> [GIVEN REQUEST]:
Output every entry exactly, from the first line to the last.

> [EXERCISE INPUTS]:
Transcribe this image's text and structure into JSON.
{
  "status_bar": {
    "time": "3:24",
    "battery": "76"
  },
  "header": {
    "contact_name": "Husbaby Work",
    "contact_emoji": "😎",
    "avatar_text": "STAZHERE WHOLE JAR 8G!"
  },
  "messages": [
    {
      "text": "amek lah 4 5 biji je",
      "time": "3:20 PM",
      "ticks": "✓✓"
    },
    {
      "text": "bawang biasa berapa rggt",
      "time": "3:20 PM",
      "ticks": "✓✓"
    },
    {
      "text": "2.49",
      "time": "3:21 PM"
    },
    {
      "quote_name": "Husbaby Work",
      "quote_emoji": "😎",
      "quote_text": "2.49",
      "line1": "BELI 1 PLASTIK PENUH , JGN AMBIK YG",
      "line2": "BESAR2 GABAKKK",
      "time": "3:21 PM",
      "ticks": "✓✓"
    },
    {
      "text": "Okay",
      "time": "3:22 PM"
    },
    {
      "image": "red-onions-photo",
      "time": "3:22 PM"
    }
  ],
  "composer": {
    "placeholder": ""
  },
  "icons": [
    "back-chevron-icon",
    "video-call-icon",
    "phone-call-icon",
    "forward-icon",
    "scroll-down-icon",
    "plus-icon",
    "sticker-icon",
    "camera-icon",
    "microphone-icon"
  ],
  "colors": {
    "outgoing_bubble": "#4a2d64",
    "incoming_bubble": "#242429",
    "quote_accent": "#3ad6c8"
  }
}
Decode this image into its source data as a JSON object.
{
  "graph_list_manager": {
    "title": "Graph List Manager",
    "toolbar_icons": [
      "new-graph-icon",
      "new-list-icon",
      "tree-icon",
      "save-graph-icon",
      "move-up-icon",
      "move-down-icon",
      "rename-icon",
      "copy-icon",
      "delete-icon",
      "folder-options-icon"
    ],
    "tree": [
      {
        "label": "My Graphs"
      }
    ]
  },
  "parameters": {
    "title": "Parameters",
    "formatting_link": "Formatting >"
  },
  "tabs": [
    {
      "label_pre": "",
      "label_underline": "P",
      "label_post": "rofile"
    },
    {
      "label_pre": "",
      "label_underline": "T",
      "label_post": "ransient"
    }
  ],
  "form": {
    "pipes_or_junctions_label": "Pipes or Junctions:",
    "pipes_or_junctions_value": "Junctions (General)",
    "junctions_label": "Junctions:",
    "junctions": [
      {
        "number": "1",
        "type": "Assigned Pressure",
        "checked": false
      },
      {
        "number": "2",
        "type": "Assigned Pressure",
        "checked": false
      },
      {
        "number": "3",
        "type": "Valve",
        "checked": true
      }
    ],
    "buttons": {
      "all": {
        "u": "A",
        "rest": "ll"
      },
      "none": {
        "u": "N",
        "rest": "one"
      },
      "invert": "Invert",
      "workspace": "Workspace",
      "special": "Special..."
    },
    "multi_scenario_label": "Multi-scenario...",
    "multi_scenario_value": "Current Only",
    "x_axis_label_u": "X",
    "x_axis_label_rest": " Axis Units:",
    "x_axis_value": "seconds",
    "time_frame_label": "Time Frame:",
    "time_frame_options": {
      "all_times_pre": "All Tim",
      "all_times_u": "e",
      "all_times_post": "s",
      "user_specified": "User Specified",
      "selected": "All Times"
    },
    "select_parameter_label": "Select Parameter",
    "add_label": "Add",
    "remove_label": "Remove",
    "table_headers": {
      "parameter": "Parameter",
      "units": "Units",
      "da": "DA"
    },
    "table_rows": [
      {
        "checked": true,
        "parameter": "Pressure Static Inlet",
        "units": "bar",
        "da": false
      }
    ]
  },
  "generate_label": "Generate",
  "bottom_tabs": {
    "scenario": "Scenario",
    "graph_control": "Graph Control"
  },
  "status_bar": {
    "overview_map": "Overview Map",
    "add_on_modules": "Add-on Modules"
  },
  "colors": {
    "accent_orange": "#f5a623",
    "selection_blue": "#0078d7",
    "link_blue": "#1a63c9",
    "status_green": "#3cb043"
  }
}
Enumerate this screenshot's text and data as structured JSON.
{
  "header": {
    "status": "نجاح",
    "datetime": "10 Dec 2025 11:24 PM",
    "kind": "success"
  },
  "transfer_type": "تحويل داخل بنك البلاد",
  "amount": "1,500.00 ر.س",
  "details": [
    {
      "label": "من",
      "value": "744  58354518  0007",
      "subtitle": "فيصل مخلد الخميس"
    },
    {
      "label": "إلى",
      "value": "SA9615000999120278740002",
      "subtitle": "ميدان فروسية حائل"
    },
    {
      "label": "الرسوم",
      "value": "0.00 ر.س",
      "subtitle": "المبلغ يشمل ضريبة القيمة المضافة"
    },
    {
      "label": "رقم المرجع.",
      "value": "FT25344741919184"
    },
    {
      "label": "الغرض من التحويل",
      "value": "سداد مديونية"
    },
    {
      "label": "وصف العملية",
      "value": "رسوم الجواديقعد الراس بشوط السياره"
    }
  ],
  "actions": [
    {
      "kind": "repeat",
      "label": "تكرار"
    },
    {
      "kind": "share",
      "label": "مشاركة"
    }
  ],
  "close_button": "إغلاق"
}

> [FINAL RESULT]:
Transcribe this image's text and structure into JSON.
{
  "status_bar": {
    "time": "3:24",
    "battery": "76"
  },
  "header": {
    "contact_name": "Husbaby Work",
    "contact_emoji": "😎",
    "avatar_text": "STAZHERE WHOLE JAR 8G!"
  },
  "messages": [
    {
      "text": "amek lah 4 5 biji je",
      "time": "3:20 PM",
      "ticks": "✓✓"
    },
    {
      "text": "bawang biasa berapa rggt",
      "time": "3:20 PM",
      "ticks": "✓✓"
    },
    {
      "text": "2.49",
      "time": "3:21 PM"
    },
    {
      "quote_name": "Husbaby Work",
      "quote_emoji": "😎",
      "quote_text": "2.49",
      "line1": "BELI 1 PLASTIK PENUH , JGN AMBIK YG",
      "line2": "BESAR2 GABAKKK",
      "time": "3:21 PM",
      "ticks": "✓✓"
    },
    {
      "text": "Okay",
      "time": "3:22 PM"
    },
    {
      "image": "red-onions-photo",
      "time": "3:22 PM"
    }
  ],
  "composer": {
    "placeholder": ""
  },
  "icons": [
    "back-chevron-icon",
    "video-call-icon",
    "phone-call-icon",
    "forward-icon",
    "scroll-down-icon",
    "plus-icon",
    "sticker-icon",
    "camera-icon",
    "microphone-icon"
  ],
  "colors": {
    "outgoing_bubble": "#4a2d64",
    "incoming_bubble": "#242429",
    "quote_accent": "#3ad6c8"
  }
}
Decode this image into its source data as a JSON object.
{
  "graph_list_manager": {
    "title": "Graph List Manager",
    "toolbar_icons": [
      "new-graph-icon",
      "new-list-icon",
      "tree-icon",
      "save-graph-icon",
      "move-up-icon",
      "move-down-icon",
      "rename-icon",
      "copy-icon",
      "delete-icon",
      "folder-options-icon"
    ],
    "tree": [
      {
        "label": "My Graphs"
      }
    ]
  },
  "parameters": {
    "title": "Parameters",
    "formatting_link": "Formatting >"
  },
  "tabs": [
    {
      "label_pre": "",
      "label_underline": "P",
      "label_post": "rofile"
    },
    {
      "label_pre": "",
      "label_underline": "T",
      "label_post": "ransient"
    }
  ],
  "form": {
    "pipes_or_junctions_label": "Pipes or Junctions:",
    "pipes_or_junctions_value": "Junctions (General)",
    "junctions_label": "Junctions:",
    "junctions": [
      {
        "number": "1",
        "type": "Assigned Pressure",
        "checked": false
      },
      {
        "number": "2",
        "type": "Assigned Pressure",
        "checked": false
      },
      {
        "number": "3",
        "type": "Valve",
        "checked": true
      }
    ],
    "buttons": {
      "all": {
        "u": "A",
        "rest": "ll"
      },
      "none": {
        "u": "N",
        "rest": "one"
      },
      "invert": "Invert",
      "workspace": "Workspace",
      "special": "Special..."
    },
    "multi_scenario_label": "Multi-scenario...",
    "multi_scenario_value": "Current Only",
    "x_axis_label_u": "X",
    "x_axis_label_rest": " Axis Units:",
    "x_axis_value": "seconds",
    "time_frame_label": "Time Frame:",
    "time_frame_options": {
      "all_times_pre": "All Tim",
      "all_times_u": "e",
      "all_times_post": "s",
      "user_specified": "User Specified",
      "selected": "All Times"
    },
    "select_parameter_label": "Select Parameter",
    "add_label": "Add",
    "remove_label": "Remove",
    "table_headers": {
      "parameter": "Parameter",
      "units": "Units",
      "da": "DA"
    },
    "table_rows": [
      {
        "checked": true,
        "parameter": "Pressure Static Inlet",
        "units": "bar",
        "da": false
      }
    ]
  },
  "generate_label": "Generate",
  "bottom_tabs": {
    "scenario": "Scenario",
    "graph_control": "Graph Control"
  },
  "status_bar": {
    "overview_map": "Overview Map",
    "add_on_modules": "Add-on Modules"
  },
  "colors": {
    "accent_orange": "#f5a623",
    "selection_blue": "#0078d7",
    "link_blue": "#1a63c9",
    "status_green": "#3cb043"
  }
}
Enumerate this screenshot's text and data as structured JSON.
{
  "header": {
    "status": "نجاح",
    "datetime": "10 Dec 2025 11:24 PM",
    "kind": "success"
  },
  "transfer_type": "تحويل داخل بنك البلاد",
  "amount": "1,500.00 ر.س",
  "details": [
    {
      "label": "من",
      "value": "744  58354518  0007",
      "subtitle": "فيصل مخلد الخميس"
    },
    {
      "label": "إلى",
      "value": "SA9615000999120278740002",
      "subtitle": "ميدان فروسية حائل"
    },
    {
      "label": "الرسوم",
      "value": "0.00 ر.س",
      "subtitle": "المبلغ يشمل ضريبة القيمة المضافة"
    },
    {
      "label": "رقم المرجع.",
      "value": "FT25344741919184"
    },
    {
      "label": "الغرض من التحويل",
      "value": "سداد مديونية"
    },
    {
      "label": "وصف العملية",
      "value": "رسوم الجواديقعد الراس بشوط السياره"
    }
  ],
  "actions": [
    {
      "kind": "repeat",
      "label": "تكرار"
    },
    {
      "kind": "share",
      "label": "مشاركة"
    }
  ],
  "close_button": "إغلاق"
}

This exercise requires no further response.